Required work → Copy everything in the listing from the line containing "573, 637, 588]" down to the line containing "270, 482, 274]", both lines included, reproducing each one verbatim.

Entries →

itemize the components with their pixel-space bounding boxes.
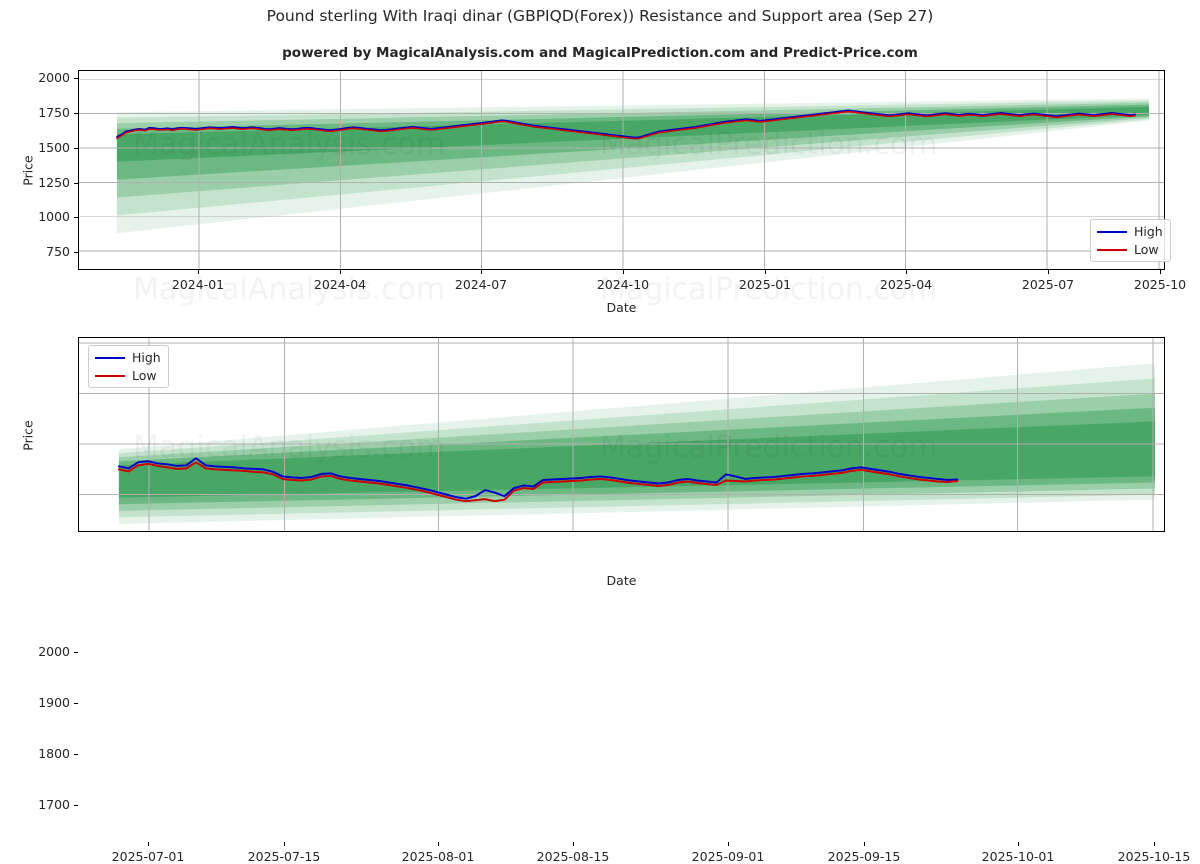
detail-x-axis-label: Date	[606, 573, 637, 588]
y-tick-label: 2000	[38, 644, 70, 660]
legend-swatch-low	[95, 374, 125, 377]
x-tick-mark	[864, 842, 865, 846]
x-tick-mark	[1154, 842, 1155, 846]
y-tick-mark	[74, 182, 78, 184]
legend-label-low: Low	[1134, 242, 1159, 257]
y-tick-mark	[74, 251, 78, 253]
x-tick-mark	[438, 842, 439, 846]
y-tick-mark	[74, 805, 78, 807]
y-tick-label: 1250	[38, 174, 70, 190]
x-tick-mark	[623, 270, 624, 274]
x-tick-mark	[340, 270, 341, 274]
legend-label-high: High	[132, 350, 161, 365]
x-tick-label: 2025-01	[738, 277, 792, 292]
detail-chart-panel: Price 1700 1800 1900 2000 2025-07-01 2025-07…	[0, 310, 1200, 864]
y-tick-mark	[74, 754, 78, 756]
x-tick-mark	[1048, 270, 1049, 274]
x-tick-mark	[481, 270, 482, 274]
x-tick-label: 2025-08-15	[536, 849, 610, 864]
y-tick-label: 1900	[38, 695, 70, 711]
y-tick-label: 1800	[38, 746, 70, 762]
legend-entry-high: High	[1097, 224, 1163, 239]
x-tick-mark	[1160, 270, 1161, 274]
legend-entry-low: Low	[95, 368, 161, 383]
x-tick-label: 2025-10	[1133, 277, 1187, 292]
x-tick-label: 2025-04	[879, 277, 933, 292]
y-tick-mark	[74, 652, 78, 654]
x-tick-mark	[573, 842, 574, 846]
x-tick-mark	[765, 270, 766, 274]
page-subtitle: powered by MagicalAnalysis.com and Magic…	[282, 45, 918, 61]
x-tick-mark	[148, 842, 149, 846]
y-tick-label: 2000	[38, 70, 70, 86]
x-tick-label: 2025-10-15	[1117, 849, 1191, 864]
x-tick-label: 2025-10-01	[981, 849, 1055, 864]
x-tick-mark	[198, 270, 199, 274]
y-tick-mark	[74, 78, 78, 80]
x-tick-label: 2025-07-15	[247, 849, 321, 864]
legend-swatch-high	[95, 356, 125, 359]
legend-swatch-high	[1097, 230, 1127, 233]
overview-plot-area	[78, 70, 1165, 270]
legend-entry-low: Low	[1097, 242, 1163, 257]
legend-swatch-low	[1097, 248, 1127, 251]
overview-x-axis-label: Date	[606, 300, 637, 315]
detail-y-axis-label: Price	[20, 420, 36, 451]
x-tick-label: 2025-07-01	[111, 849, 185, 864]
x-tick-label: 2025-09-15	[827, 849, 901, 864]
y-tick-mark	[74, 217, 78, 219]
x-tick-label: 2024-10	[596, 277, 650, 292]
legend-label-high: High	[1134, 224, 1163, 239]
x-tick-label: 2025-08-01	[401, 849, 475, 864]
legend-entry-high: High	[95, 350, 161, 365]
y-tick-label: 1750	[38, 105, 70, 121]
detail-plot-svg	[79, 338, 1164, 531]
x-tick-label: 2025-09-01	[691, 849, 765, 864]
overview-chart-panel: Price 750 1000 1250 1500 1750 2000 2024-01 202…	[0, 0, 1200, 315]
y-tick-label: 750	[46, 243, 70, 259]
y-tick-mark	[74, 113, 78, 115]
legend-label-low: Low	[132, 368, 157, 383]
x-tick-label: 2024-07	[454, 277, 508, 292]
page-title: Pound sterling With Iraqi dinar (GBPIQD(…	[266, 7, 934, 25]
y-tick-label: 1500	[38, 139, 70, 155]
y-tick-label: 1000	[38, 209, 70, 225]
overview-legend[interactable]: High Low	[1090, 219, 1171, 262]
y-tick-mark	[74, 147, 78, 149]
detail-legend[interactable]: High Low	[88, 345, 169, 388]
detail-plot-area	[78, 337, 1165, 532]
overview-plot-svg	[79, 71, 1164, 269]
x-tick-mark	[906, 270, 907, 274]
x-tick-label: 2024-01	[171, 277, 225, 292]
x-tick-label: 2025-07	[1021, 277, 1075, 292]
x-tick-mark	[728, 842, 729, 846]
x-tick-label: 2024-04	[313, 277, 367, 292]
x-tick-mark	[1018, 842, 1019, 846]
y-tick-mark	[74, 703, 78, 705]
x-tick-mark	[284, 842, 285, 846]
y-tick-label: 1700	[38, 797, 70, 813]
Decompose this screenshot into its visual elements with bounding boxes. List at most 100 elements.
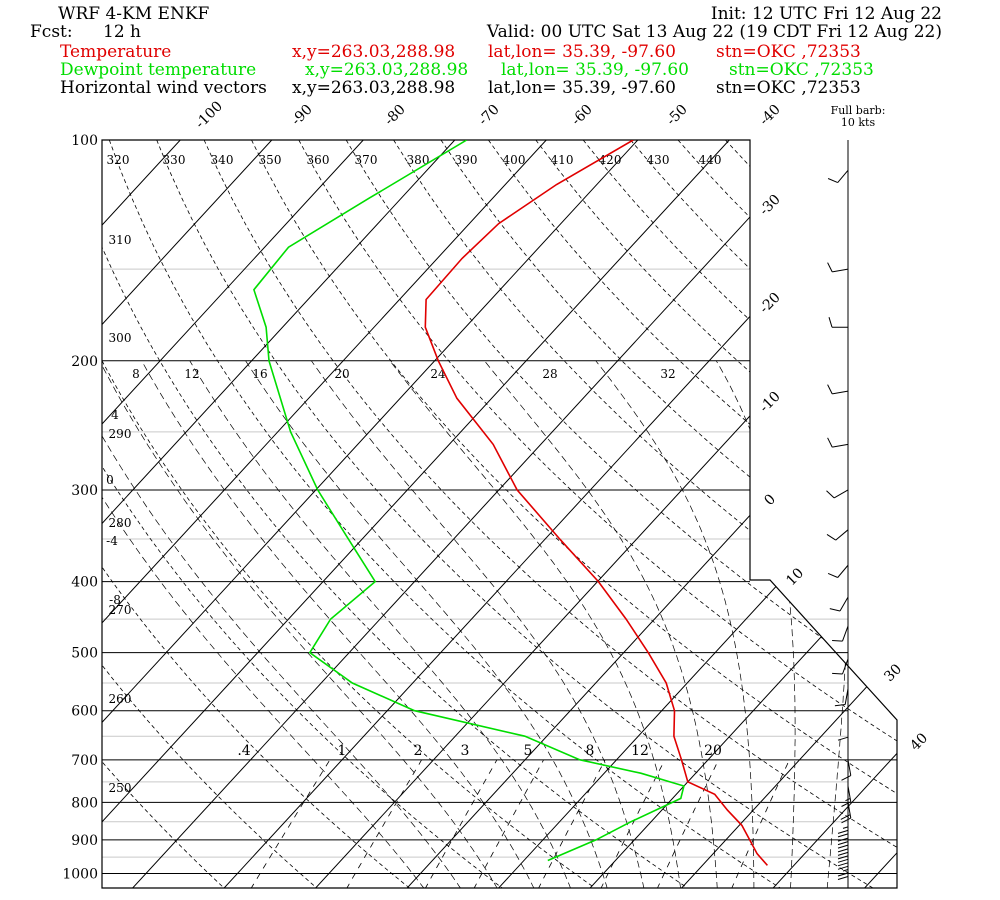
wind-barb xyxy=(837,860,849,880)
dry-adiabat xyxy=(677,140,897,888)
legend-temperature-label: Temperature xyxy=(60,42,171,62)
mixing-ratio-labels: .4 1 2 3 5 8 12 20 xyxy=(237,743,722,759)
isotherm-label: 40 xyxy=(907,730,931,754)
theta-e-label: -8 xyxy=(109,593,121,607)
init-time: Init: 12 UTC Fri 12 Aug 22 xyxy=(711,4,942,24)
mixing-ratio-label: 8 xyxy=(586,743,595,759)
legend: Temperature x,y=263.03,288.98 lat,lon= 3… xyxy=(60,42,874,98)
barb-note-line1: Full barb: xyxy=(831,104,886,117)
mixing-ratio-line xyxy=(656,759,719,888)
mixing-ratio-label: 2 xyxy=(414,743,423,759)
dry-adiabat xyxy=(345,140,897,888)
wind-barb xyxy=(827,437,849,448)
barb-note-line2: 10 kts xyxy=(841,116,876,129)
dry-adiabat xyxy=(203,140,897,888)
legend-wind-latlon: lat,lon= 35.39, -97.60 xyxy=(488,78,676,98)
pressure-label: 300 xyxy=(71,483,98,499)
header: WRF 4-KM ENKF Init: 12 UTC Fri 12 Aug 22… xyxy=(30,4,942,42)
dry-adiabat xyxy=(102,140,226,888)
theta-label: 390 xyxy=(455,153,478,167)
isotherm-line xyxy=(405,140,897,888)
dry-adiabat xyxy=(102,140,690,888)
mixing-ratio-label: .4 xyxy=(237,743,250,759)
background-grid xyxy=(102,268,848,858)
temperature-trace xyxy=(424,140,769,866)
pressure-label: 100 xyxy=(71,133,98,149)
moist-adiabat xyxy=(102,360,462,888)
mixing-ratio-lines xyxy=(250,759,790,888)
chart-frame xyxy=(101,139,898,889)
theta-label: 310 xyxy=(109,233,132,247)
pressure-label: 200 xyxy=(71,354,98,370)
sounding-traces xyxy=(253,140,769,866)
theta-label: 350 xyxy=(259,153,282,167)
dry-adiabat xyxy=(156,140,875,888)
legend-temperature-latlon: lat,lon= 35.39, -97.60 xyxy=(488,42,676,62)
dry-adiabat xyxy=(108,140,783,888)
isotherm-line xyxy=(588,140,897,888)
isotherm-line xyxy=(955,140,1000,889)
dry-adiabat xyxy=(298,140,897,888)
isotherm-label: -40 xyxy=(757,102,784,129)
theta-label: 280 xyxy=(109,516,132,530)
dry-adiabat xyxy=(102,140,412,888)
isotherm-line xyxy=(863,140,897,888)
isotherm-line xyxy=(222,140,897,888)
theta-e-labels: 8 12 16 20 24 28 32 4 0 -4 -8 xyxy=(106,367,675,607)
theta-label: 430 xyxy=(647,153,670,167)
isotherm-label: 30 xyxy=(881,661,905,685)
wind-barb xyxy=(827,564,849,578)
dry-adiabat xyxy=(867,140,897,888)
legend-wind-coords: x,y=263.03,288.98 xyxy=(292,78,455,98)
mixing-ratio-line xyxy=(473,759,544,888)
mixing-ratio-line xyxy=(537,759,606,888)
isotherm-label: 0 xyxy=(761,491,779,509)
dry-adiabat xyxy=(102,140,597,888)
valid-time: Valid: 00 UTC Sat 13 Aug 22 (19 CDT Fri … xyxy=(486,22,942,42)
theta-e-label: 32 xyxy=(660,367,675,381)
dry-adiabat xyxy=(819,140,897,888)
pressure-label: 700 xyxy=(71,753,98,769)
dewpoint-trace xyxy=(253,140,685,862)
wind-barb xyxy=(841,759,852,781)
wind-barb xyxy=(828,317,849,328)
mixing-ratio-line xyxy=(345,759,422,888)
pressure-lines xyxy=(102,139,897,874)
dry-adiabats xyxy=(102,140,897,888)
isotherm-line xyxy=(102,140,730,888)
isotherm-line xyxy=(771,140,897,888)
isotherm-line xyxy=(102,140,639,888)
theta-label: 300 xyxy=(109,331,132,345)
theta-e-label: 16 xyxy=(252,367,267,381)
theta-e-label: 0 xyxy=(106,473,114,487)
wind-barb xyxy=(829,596,849,612)
isotherm-label: 10 xyxy=(783,565,807,589)
isotherm-line xyxy=(102,140,181,888)
mixing-ratio-line xyxy=(250,759,331,888)
mixing-ratio-line xyxy=(600,759,666,888)
isotherm-line xyxy=(102,140,456,888)
forecast-hours: 12 h xyxy=(103,22,141,42)
isotherm-label: -80 xyxy=(382,102,409,129)
legend-wind-stn: stn=OKC ,72353 xyxy=(716,78,861,98)
isotherm-label: -20 xyxy=(757,290,784,317)
wind-barb xyxy=(827,170,849,184)
moist-adiabat xyxy=(484,360,718,888)
legend-dewpoint-coords: x,y=263.03,288.98 xyxy=(305,60,468,80)
theta-label: 440 xyxy=(699,153,722,167)
theta-label: 370 xyxy=(355,153,378,167)
pressure-label: 800 xyxy=(71,795,98,811)
legend-wind-label: Horizontal wind vectors xyxy=(60,78,267,98)
moist-adiabat xyxy=(245,360,608,888)
moist-adiabat xyxy=(189,360,572,888)
mixing-ratio-label: 3 xyxy=(461,743,470,759)
theta-e-label: 8 xyxy=(132,367,140,381)
skew-t-outline xyxy=(101,139,898,889)
mixing-ratio-line xyxy=(731,759,790,888)
dry-adiabat xyxy=(725,140,897,888)
isotherm-line xyxy=(0,140,89,889)
theta-label: 410 xyxy=(551,153,574,167)
dry-adiabat xyxy=(582,140,897,888)
isotherm-label: -10 xyxy=(757,389,784,416)
isotherm-line xyxy=(102,140,547,888)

The solution →
detail-x-axis-label: Date	[606, 573, 637, 588]
y-tick-label: 2000	[38, 644, 70, 660]
legend-swatch-low	[95, 374, 125, 377]
x-tick-mark	[864, 842, 865, 846]
x-tick-mark	[1154, 842, 1155, 846]
y-tick-mark	[74, 182, 78, 184]
legend-label-low: Low	[1134, 242, 1159, 257]
y-tick-mark	[74, 251, 78, 253]
x-tick-mark	[438, 842, 439, 846]
y-tick-mark	[74, 805, 78, 807]
y-tick-label: 1250	[38, 174, 70, 190]
x-tick-mark	[623, 270, 624, 274]
x-tick-mark	[340, 270, 341, 274]
legend-label-high: High	[132, 350, 161, 365]
x-tick-label: 2025-01	[738, 277, 792, 292]
detail-chart-panel: Price 1700 1800 1900 2000 2025-07-01 2025-07…	[0, 310, 1200, 864]
y-tick-mark	[74, 754, 78, 756]
x-tick-mark	[1048, 270, 1049, 274]
x-tick-mark	[481, 270, 482, 274]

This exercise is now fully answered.